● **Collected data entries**
•••••

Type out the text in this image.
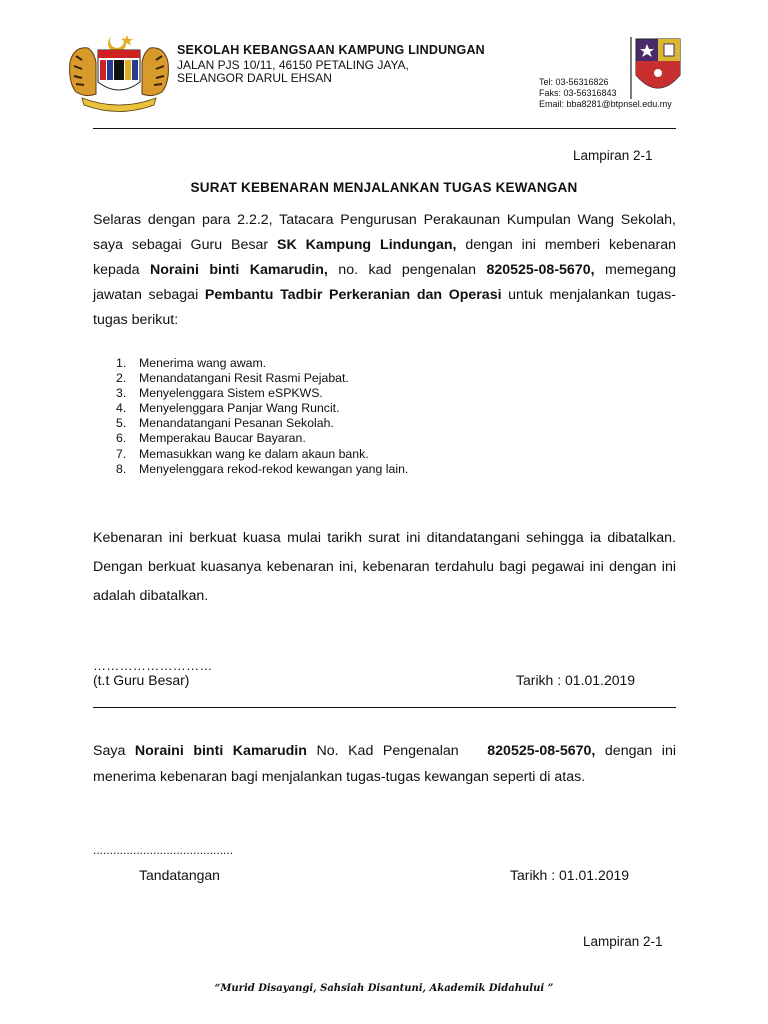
SEKOLAH KEBANGSAAN KAMPUNG LINDUNGAN
JALAN PJS 10/11, 46150 PETALING JAYA,
SELANGOR DARUL EHSAN	Tel: 03-56316826
Faks: 03-56316843
Email: bba8281@btpnsel.edu.my
Lampiran 2-1
SURAT KEBENARAN MENJALANKAN TUGAS KEWANGAN
Selaras dengan para 2.2.2, Tatacara Pengurusan Perakaunan Kumpulan Wang Sekolah, saya sebagai Guru Besar SK Kampung Lindungan, dengan ini memberi kebenaran kepada Noraini binti Kamarudin, no. kad pengenalan 820525-08-5670, memegang jawatan sebagai Pembantu Tadbir Perkeranian dan Operasi untuk menjalankan tugas-tugas berikut:
1.	Menerima wang awam.
2.	Menandatangani Resit Rasmi Pejabat.
3.	Menyelenggara Sistem eSPKWS.
4.	Menyelenggara Panjar Wang Runcit.
5.	Menandatangani Pesanan Sekolah.
6.	Memperakau Baucar Bayaran.
7.	Memasukkan wang ke dalam akaun bank.
8.	Menyelenggara rekod-rekod kewangan yang lain.
Kebenaran ini berkuat kuasa mulai tarikh surat ini ditandatangani sehingga ia dibatalkan. Dengan berkuat kuasanya kebenaran ini, kebenaran terdahulu bagi pegawai ini dengan ini adalah dibatalkan.
………………………
(t.t Guru Besar)	Tarikh : 01.01.2019
Saya Noraini binti Kamarudin No. Kad Pengenalan   820525-08-5670, dengan ini menerima kebenaran bagi menjalankan tugas-tugas kewangan seperti di atas.
..........................................
Tandatangan	Tarikh : 01.01.2019
Lampiran 2-1
“Murid Disayangi, Sahsiah Disantuni, Akademik Didahului ”
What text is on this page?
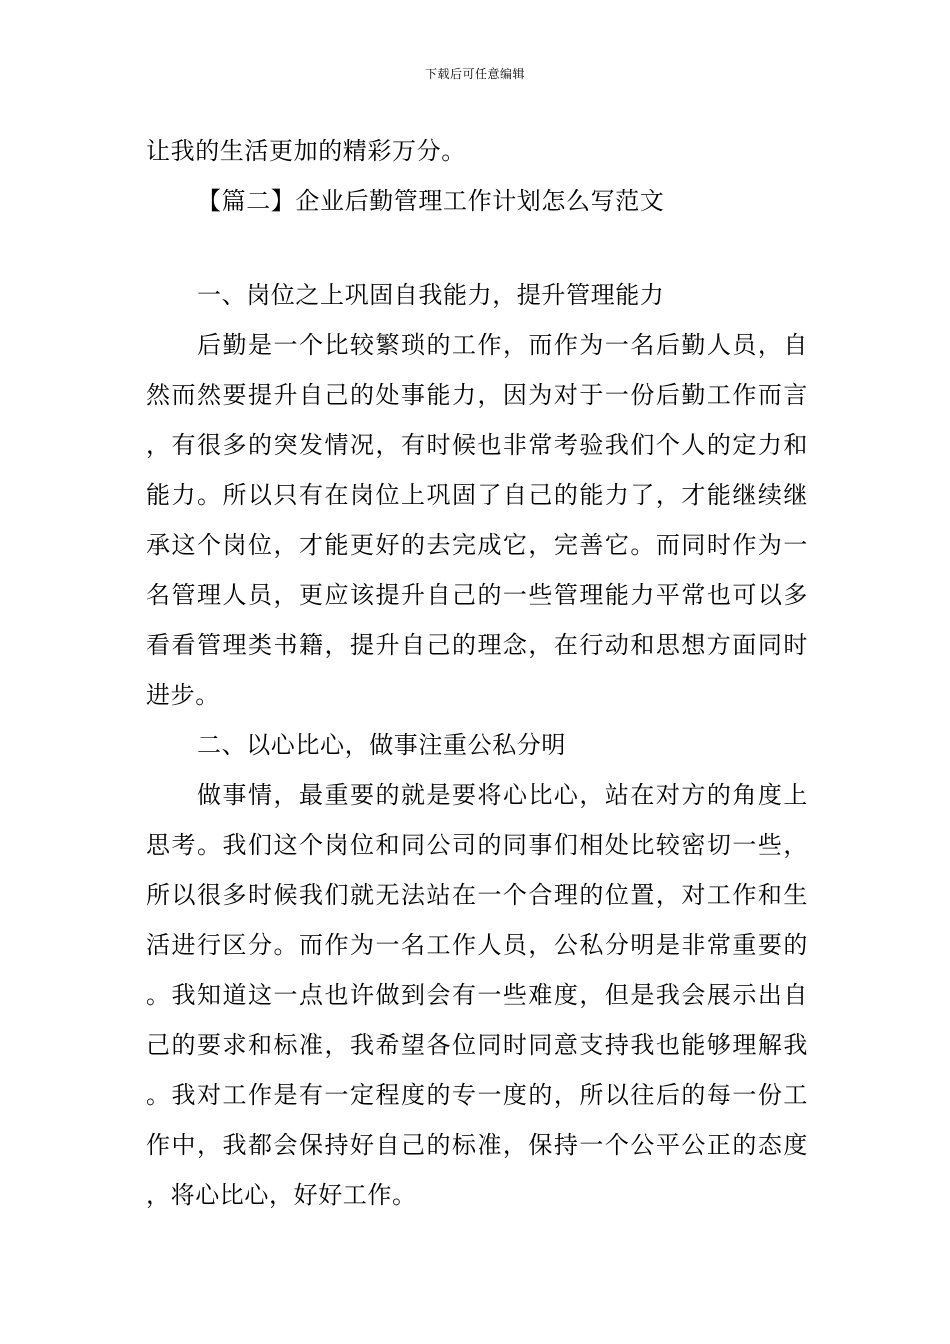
下载后可任意编辑

让我的生活更加的精彩万分。

【篇二】企业后勤管理工作计划怎么写范文

一、岗位之上巩固自我能力，提升管理能力

后勤是一个比较繁琐的工作，而作为一名后勤人员，自然而然要提升自己的处事能力，因为对于一份后勤工作而言，有很多的突发情况，有时候也非常考验我们个人的定力和能力。所以只有在岗位上巩固了自己的能力了，才能继续继承这个岗位，才能更好的去完成它，完善它。而同时作为一名管理人员，更应该提升自己的一些管理能力平常也可以多看看管理类书籍，提升自己的理念，在行动和思想方面同时进步。

二、以心比心，做事注重公私分明

做事情，最重要的就是要将心比心，站在对方的角度上思考。我们这个岗位和同公司的同事们相处比较密切一些，所以很多时候我们就无法站在一个合理的位置，对工作和生活进行区分。而作为一名工作人员，公私分明是非常重要的。我知道这一点也许做到会有一些难度，但是我会展示出自己的要求和标准，我希望各位同时同意支持我也能够理解我。我对工作是有一定程度的专一度的，所以往后的每一份工作中，我都会保持好自己的标准，保持一个公平公正的态度，将心比心，好好工作。
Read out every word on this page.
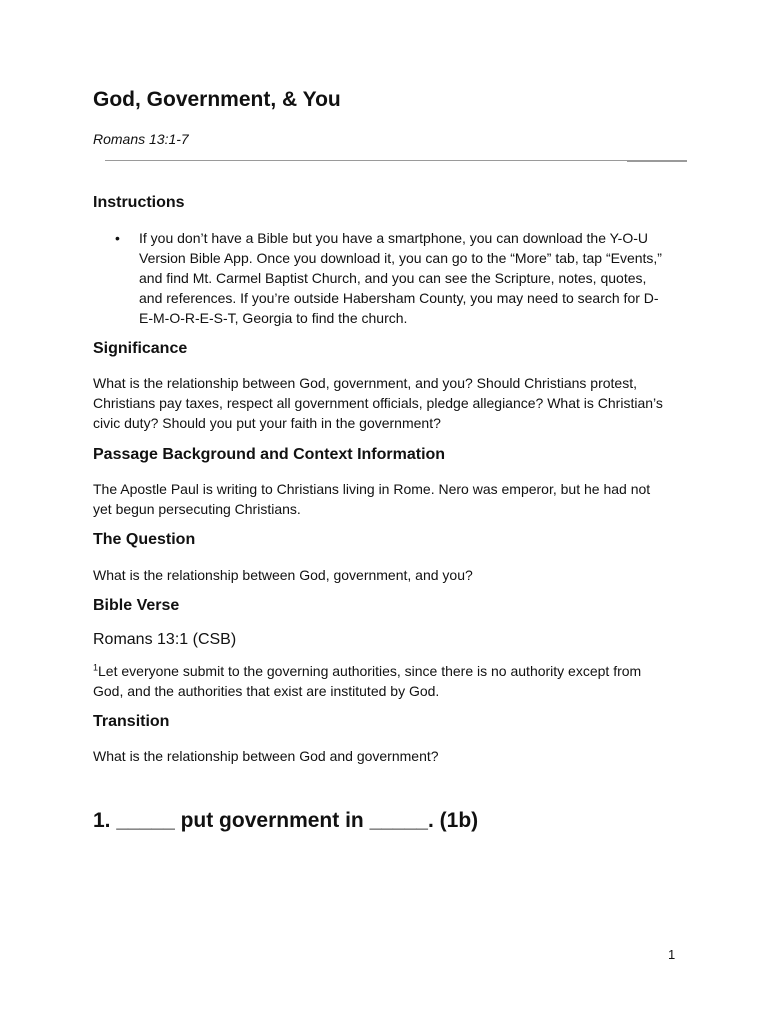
God, Government, & You
Romans 13:1-7
Instructions
• If you don’t have a Bible but you have a smartphone, you can download the Y-O-U Version Bible App. Once you download it, you can go to the “More” tab, tap “Events,” and find Mt. Carmel Baptist Church, and you can see the Scripture, notes, quotes, and references. If you’re outside Habersham County, you may need to search for D-E-M-O-R-E-S-T, Georgia to find the church.

Significance

What is the relationship between God, government, and you? Should Christians protest, Christians pay taxes, respect all government officials, pledge allegiance? What is Christian’s civic duty? Should you put your faith in the government?

Passage Background and Context Information

The Apostle Paul is writing to Christians living in Rome. Nero was emperor, but he had not yet begun persecuting Christians.

The Question

What is the relationship between God, government, and you?

Bible Verse
Romans 13:1 (CSB)

$^1$Let everyone submit to the governing authorities, since there is no authority except from God, and the authorities that exist are instituted by God.

Transition

What is the relationship between God and government?

1. _____ put government in _____. (1b)
1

•••••

● **REQUIREMENT**
Your task is to reproduce all of the material exactly. The pictures stay out.

● **SOLVED PROBLEM**
Type out the text in this image.
SEKOLAH KEBANGSAAN KAMPUNG LINDUNGAN
JALAN PJS 10/11, 46150 PETALING JAYA,
SELANGOR DARUL EHSAN	Tel: 03-56316826
Faks: 03-56316843
Email: bba8281@btpnsel.edu.my
Lampiran 2-1
SURAT KEBENARAN MENJALANKAN TUGAS KEWANGAN
Selaras dengan para 2.2.2, Tatacara Pengurusan Perakaunan Kumpulan Wang Sekolah, saya sebagai Guru Besar SK Kampung Lindungan, dengan ini memberi kebenaran kepada Noraini binti Kamarudin, no. kad pengenalan 820525-08-5670, memegang jawatan sebagai Pembantu Tadbir Perkeranian dan Operasi untuk menjalankan tugas-tugas berikut:
1.	Menerima wang awam.
2.	Menandatangani Resit Rasmi Pejabat.
3.	Menyelenggara Sistem eSPKWS.
4.	Menyelenggara Panjar Wang Runcit.
5.	Menandatangani Pesanan Sekolah.
6.	Memperakau Baucar Bayaran.
7.	Memasukkan wang ke dalam akaun bank.
8.	Menyelenggara rekod-rekod kewangan yang lain.
Kebenaran ini berkuat kuasa mulai tarikh surat ini ditandatangani sehingga ia dibatalkan. Dengan berkuat kuasanya kebenaran ini, kebenaran terdahulu bagi pegawai ini dengan ini adalah dibatalkan.
………………………
(t.t Guru Besar)	Tarikh : 01.01.2019
Saya Noraini binti Kamarudin No. Kad Pengenalan   820525-08-5670, dengan ini menerima kebenaran bagi menjalankan tugas-tugas kewangan seperti di atas.
..........................................
Tandatangan	Tarikh : 01.01.2019
Lampiran 2-1
“Murid Disayangi, Sahsiah Disantuni, Akademik Didahului ”
What text is on this page?
下载后可任意编辑

让我的生活更加的精彩万分。

【篇二】企业后勤管理工作计划怎么写范文

一、岗位之上巩固自我能力，提升管理能力

后勤是一个比较繁琐的工作，而作为一名后勤人员，自然而然要提升自己的处事能力，因为对于一份后勤工作而言，有很多的突发情况，有时候也非常考验我们个人的定力和能力。所以只有在岗位上巩固了自己的能力了，才能继续继承这个岗位，才能更好的去完成它，完善它。而同时作为一名管理人员，更应该提升自己的一些管理能力平常也可以多看看管理类书籍，提升自己的理念，在行动和思想方面同时进步。

二、以心比心，做事注重公私分明

做事情，最重要的就是要将心比心，站在对方的角度上思考。我们这个岗位和同公司的同事们相处比较密切一些，所以很多时候我们就无法站在一个合理的位置，对工作和生活进行区分。而作为一名工作人员，公私分明是非常重要的。我知道这一点也许做到会有一些难度，但是我会展示出自己的要求和标准，我希望各位同时同意支持我也能够理解我。我对工作是有一定程度的专一度的，所以往后的每一份工作中，我都会保持好自己的标准，保持一个公平公正的态度，将心比心，好好工作。
Read out every word on this page.
God, Government, & You
Romans 13:1-7
Instructions
• If you don’t have a Bible but you have a smartphone, you can download the Y-O-U Version Bible App. Once you download it, you can go to the “More” tab, tap “Events,” and find Mt. Carmel Baptist Church, and you can see the Scripture, notes, quotes, and references. If you’re outside Habersham County, you may need to search for D-E-M-O-R-E-S-T, Georgia to find the church.

Significance

What is the relationship between God, government, and you? Should Christians protest, Christians pay taxes, respect all government officials, pledge allegiance? What is Christian’s civic duty? Should you put your faith in the government?

Passage Background and Context Information

The Apostle Paul is writing to Christians living in Rome. Nero was emperor, but he had not yet begun persecuting Christians.

The Question

What is the relationship between God, government, and you?

Bible Verse
Romans 13:1 (CSB)

$^1$Let everyone submit to the governing authorities, since there is no authority except from God, and the authorities that exist are instituted by God.

Transition

What is the relationship between God and government?

1. _____ put government in _____. (1b)
1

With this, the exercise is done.